## Written exercise
Among the entries below, find the lines with "number" and copy them.

Dataset entries:
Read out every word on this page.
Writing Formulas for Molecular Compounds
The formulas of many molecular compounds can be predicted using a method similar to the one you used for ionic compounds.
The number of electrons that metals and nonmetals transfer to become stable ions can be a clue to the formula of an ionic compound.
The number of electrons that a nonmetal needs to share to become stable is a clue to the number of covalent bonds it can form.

## Reply
The number of electrons that metals and nonmetals transfer to become stable ions can be a clue to the formula of an ionic compound.
The number of electrons that a nonmetal needs to share to become stable is a clue to the number of covalent bonds it can form.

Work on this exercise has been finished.